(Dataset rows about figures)
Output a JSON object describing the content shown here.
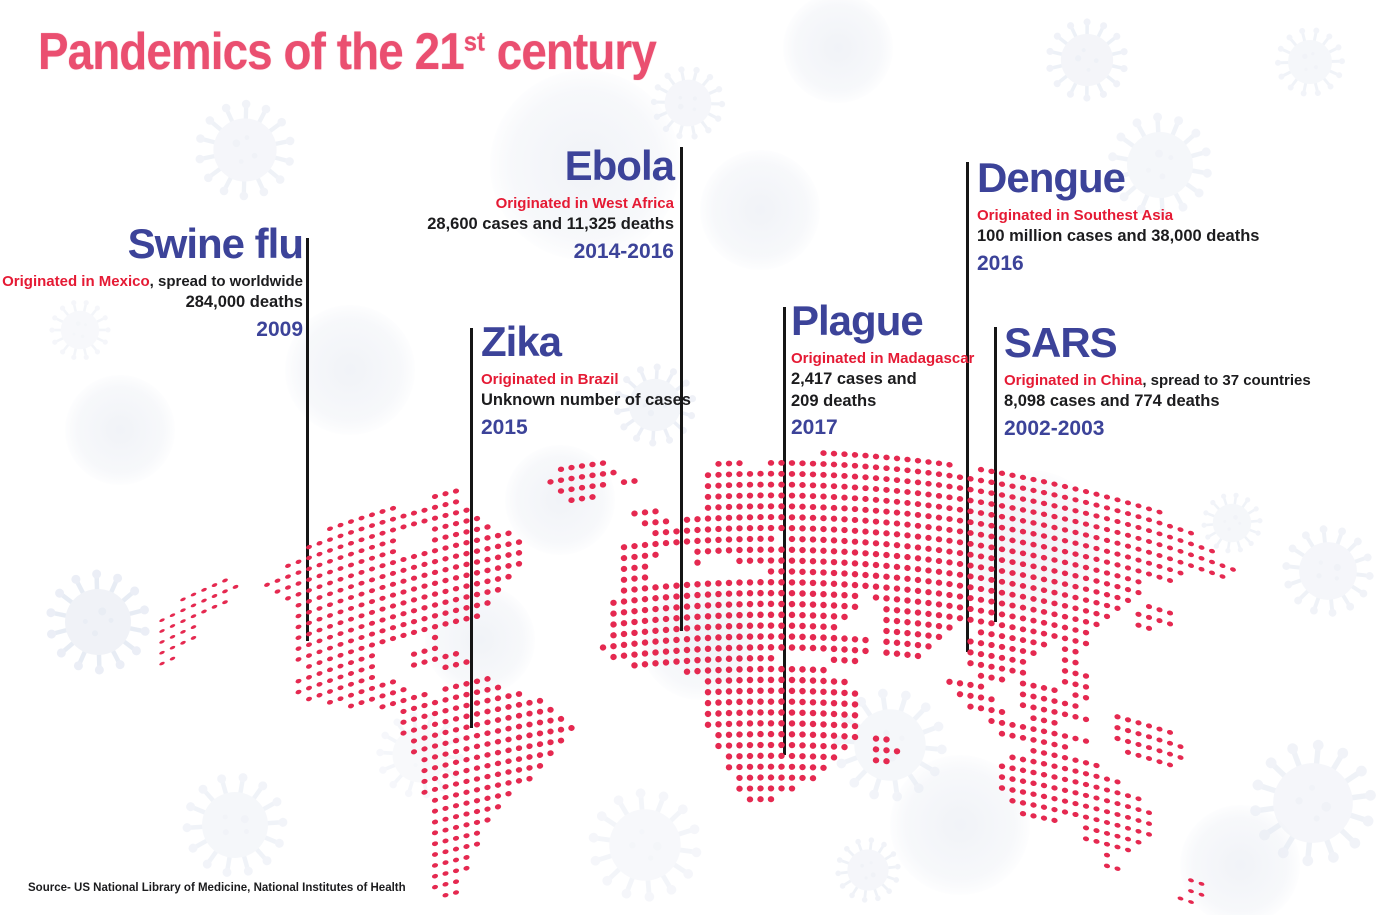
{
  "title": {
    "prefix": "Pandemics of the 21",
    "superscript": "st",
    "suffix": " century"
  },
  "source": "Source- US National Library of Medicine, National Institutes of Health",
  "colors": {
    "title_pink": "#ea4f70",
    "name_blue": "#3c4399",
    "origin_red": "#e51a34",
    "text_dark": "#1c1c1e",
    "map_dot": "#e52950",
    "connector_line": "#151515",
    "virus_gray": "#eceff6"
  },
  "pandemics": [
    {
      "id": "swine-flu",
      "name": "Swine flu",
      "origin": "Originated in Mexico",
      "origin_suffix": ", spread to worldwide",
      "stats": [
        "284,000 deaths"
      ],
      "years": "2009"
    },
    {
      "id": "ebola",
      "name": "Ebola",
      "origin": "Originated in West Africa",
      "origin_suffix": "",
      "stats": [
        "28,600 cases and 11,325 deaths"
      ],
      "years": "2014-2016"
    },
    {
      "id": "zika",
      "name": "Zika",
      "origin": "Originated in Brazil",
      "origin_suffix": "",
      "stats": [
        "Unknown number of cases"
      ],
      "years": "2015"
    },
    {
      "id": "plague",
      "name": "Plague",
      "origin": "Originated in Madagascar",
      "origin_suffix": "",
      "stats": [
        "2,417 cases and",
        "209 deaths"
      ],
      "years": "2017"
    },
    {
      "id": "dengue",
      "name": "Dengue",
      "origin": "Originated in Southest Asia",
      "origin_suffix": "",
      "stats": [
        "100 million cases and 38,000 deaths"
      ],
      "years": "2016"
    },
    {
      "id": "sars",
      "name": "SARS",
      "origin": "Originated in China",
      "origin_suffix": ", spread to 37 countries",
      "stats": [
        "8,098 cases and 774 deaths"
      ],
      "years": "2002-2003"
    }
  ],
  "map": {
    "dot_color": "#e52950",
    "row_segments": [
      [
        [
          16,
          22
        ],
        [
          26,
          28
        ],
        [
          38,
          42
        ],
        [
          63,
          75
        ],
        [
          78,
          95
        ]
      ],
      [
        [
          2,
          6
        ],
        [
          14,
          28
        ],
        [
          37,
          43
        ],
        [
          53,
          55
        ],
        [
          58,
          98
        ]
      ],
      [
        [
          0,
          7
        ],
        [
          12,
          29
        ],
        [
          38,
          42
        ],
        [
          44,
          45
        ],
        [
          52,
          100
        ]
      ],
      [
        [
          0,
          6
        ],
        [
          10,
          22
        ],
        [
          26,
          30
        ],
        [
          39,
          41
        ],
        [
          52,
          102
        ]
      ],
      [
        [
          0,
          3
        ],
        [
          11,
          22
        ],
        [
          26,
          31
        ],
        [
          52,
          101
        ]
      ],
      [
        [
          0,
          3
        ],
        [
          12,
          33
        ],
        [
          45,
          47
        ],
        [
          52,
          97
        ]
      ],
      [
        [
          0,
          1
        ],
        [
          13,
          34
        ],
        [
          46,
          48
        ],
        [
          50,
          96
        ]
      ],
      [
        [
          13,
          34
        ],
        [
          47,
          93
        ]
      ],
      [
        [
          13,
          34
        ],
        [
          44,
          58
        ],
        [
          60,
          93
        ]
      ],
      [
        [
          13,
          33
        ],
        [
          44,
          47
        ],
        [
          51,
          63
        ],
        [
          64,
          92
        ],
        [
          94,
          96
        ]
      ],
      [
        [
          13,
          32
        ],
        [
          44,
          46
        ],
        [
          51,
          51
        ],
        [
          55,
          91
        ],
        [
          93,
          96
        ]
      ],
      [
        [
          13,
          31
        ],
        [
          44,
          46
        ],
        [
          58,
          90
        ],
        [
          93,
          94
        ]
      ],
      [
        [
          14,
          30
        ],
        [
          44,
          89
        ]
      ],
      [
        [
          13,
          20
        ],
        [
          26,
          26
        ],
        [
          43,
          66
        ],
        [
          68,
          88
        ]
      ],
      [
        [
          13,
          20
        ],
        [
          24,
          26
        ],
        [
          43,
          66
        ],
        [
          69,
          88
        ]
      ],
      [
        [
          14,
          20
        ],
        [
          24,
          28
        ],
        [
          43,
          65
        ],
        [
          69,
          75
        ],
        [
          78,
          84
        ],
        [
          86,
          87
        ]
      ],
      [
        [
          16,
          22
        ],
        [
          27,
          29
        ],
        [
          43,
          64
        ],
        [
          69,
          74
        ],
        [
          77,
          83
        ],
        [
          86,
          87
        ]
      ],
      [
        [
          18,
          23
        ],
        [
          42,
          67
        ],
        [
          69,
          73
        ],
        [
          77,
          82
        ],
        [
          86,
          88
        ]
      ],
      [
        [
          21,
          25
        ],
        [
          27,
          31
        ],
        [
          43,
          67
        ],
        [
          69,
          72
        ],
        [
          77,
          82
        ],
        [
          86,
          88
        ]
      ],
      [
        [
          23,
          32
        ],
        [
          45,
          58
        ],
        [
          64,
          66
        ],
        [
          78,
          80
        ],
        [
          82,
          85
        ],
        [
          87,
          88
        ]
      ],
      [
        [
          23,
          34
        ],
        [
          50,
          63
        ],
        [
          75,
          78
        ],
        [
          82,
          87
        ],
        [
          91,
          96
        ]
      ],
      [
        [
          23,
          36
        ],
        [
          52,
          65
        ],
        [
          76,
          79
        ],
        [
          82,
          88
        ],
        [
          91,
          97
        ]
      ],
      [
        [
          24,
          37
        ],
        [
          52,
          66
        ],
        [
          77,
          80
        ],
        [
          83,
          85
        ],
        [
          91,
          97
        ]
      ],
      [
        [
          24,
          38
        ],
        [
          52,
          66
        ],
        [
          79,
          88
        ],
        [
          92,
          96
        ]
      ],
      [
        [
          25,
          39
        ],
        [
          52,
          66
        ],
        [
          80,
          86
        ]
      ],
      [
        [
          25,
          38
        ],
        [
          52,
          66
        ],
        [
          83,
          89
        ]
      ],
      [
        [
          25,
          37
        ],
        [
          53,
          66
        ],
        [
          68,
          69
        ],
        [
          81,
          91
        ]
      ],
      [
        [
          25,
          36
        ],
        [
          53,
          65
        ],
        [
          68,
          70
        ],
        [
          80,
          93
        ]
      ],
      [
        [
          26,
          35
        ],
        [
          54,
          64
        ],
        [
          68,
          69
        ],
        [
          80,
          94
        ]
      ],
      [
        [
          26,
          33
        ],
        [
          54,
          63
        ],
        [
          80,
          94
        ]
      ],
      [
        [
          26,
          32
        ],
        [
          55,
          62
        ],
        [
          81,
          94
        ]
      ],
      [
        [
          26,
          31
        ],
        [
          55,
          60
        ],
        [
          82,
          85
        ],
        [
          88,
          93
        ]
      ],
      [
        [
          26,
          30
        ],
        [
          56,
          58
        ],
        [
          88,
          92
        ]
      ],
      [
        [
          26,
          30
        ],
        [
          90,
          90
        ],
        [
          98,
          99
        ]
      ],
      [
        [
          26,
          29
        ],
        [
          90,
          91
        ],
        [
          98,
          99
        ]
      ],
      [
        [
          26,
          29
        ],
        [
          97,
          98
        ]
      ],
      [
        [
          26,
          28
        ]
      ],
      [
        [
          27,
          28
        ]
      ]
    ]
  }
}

...

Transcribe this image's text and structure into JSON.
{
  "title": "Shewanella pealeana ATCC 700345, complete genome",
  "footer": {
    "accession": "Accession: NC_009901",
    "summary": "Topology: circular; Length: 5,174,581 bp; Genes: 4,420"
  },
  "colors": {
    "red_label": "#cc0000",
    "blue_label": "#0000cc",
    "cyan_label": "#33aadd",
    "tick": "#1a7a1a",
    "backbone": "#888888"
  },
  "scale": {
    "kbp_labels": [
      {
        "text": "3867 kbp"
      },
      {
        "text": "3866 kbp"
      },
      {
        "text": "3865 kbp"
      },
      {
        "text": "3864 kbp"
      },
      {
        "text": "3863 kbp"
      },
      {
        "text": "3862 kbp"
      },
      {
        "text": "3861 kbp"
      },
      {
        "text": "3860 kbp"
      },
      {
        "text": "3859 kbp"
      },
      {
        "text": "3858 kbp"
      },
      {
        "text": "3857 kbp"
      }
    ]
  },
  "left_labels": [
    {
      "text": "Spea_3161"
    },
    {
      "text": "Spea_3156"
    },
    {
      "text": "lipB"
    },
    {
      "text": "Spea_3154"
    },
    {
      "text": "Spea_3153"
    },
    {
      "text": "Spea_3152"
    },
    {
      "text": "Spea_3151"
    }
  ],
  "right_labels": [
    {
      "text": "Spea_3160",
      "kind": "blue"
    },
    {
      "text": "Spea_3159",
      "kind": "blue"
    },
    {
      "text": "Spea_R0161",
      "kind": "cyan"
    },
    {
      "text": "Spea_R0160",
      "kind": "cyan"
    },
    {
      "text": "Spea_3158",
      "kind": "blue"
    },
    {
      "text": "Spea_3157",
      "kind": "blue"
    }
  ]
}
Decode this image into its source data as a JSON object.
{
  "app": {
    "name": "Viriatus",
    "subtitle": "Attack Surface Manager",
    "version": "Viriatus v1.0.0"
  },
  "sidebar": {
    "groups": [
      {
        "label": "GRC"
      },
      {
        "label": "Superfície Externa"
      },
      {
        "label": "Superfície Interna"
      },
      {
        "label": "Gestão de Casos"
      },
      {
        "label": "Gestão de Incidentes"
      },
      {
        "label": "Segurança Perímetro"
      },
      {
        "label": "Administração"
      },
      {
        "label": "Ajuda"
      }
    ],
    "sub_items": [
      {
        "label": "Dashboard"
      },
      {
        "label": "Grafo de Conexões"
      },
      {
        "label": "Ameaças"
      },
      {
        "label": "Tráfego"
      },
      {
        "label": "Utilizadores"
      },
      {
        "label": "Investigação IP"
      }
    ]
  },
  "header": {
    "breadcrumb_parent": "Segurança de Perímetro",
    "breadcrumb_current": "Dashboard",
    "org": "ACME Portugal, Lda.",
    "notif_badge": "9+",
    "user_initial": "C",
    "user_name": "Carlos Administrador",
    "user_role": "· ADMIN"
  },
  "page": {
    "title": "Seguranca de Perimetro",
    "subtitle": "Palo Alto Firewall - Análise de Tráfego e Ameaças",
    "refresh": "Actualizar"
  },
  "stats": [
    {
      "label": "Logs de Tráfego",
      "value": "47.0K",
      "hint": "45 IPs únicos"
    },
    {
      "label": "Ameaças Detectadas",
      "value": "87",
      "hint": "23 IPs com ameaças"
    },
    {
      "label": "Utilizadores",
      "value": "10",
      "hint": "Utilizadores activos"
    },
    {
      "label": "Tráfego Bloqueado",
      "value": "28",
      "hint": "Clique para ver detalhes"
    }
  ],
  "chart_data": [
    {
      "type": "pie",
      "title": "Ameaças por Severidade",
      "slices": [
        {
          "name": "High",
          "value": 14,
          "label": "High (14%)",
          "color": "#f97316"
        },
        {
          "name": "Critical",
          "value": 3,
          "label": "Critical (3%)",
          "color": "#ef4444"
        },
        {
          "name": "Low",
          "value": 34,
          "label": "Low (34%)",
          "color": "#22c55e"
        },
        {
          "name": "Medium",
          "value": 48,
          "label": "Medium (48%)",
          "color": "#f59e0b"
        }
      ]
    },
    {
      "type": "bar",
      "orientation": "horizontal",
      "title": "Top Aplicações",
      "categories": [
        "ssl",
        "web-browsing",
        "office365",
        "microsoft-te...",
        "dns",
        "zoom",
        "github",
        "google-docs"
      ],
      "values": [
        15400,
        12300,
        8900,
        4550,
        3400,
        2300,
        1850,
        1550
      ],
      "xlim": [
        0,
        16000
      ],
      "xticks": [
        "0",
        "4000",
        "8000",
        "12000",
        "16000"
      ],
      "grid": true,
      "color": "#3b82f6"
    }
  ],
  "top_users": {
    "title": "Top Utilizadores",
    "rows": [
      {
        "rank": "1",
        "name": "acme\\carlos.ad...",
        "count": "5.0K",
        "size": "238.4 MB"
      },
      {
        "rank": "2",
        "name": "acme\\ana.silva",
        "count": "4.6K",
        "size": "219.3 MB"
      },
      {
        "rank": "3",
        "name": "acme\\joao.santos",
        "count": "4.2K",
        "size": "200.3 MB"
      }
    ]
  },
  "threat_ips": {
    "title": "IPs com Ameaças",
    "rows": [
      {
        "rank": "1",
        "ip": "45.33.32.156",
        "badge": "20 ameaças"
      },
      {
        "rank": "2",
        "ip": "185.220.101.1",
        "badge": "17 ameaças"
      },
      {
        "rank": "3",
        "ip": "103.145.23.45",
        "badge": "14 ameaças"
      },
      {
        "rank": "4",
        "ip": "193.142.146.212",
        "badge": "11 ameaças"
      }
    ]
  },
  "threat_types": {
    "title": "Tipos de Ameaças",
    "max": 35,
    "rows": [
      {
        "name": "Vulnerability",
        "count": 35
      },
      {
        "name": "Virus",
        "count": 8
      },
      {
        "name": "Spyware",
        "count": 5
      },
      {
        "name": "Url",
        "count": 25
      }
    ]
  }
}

» **Instructions for the task**
Nothing but a number is expected: how many lines in the data above hold the word "Gestão".

» **Answer to this task**
2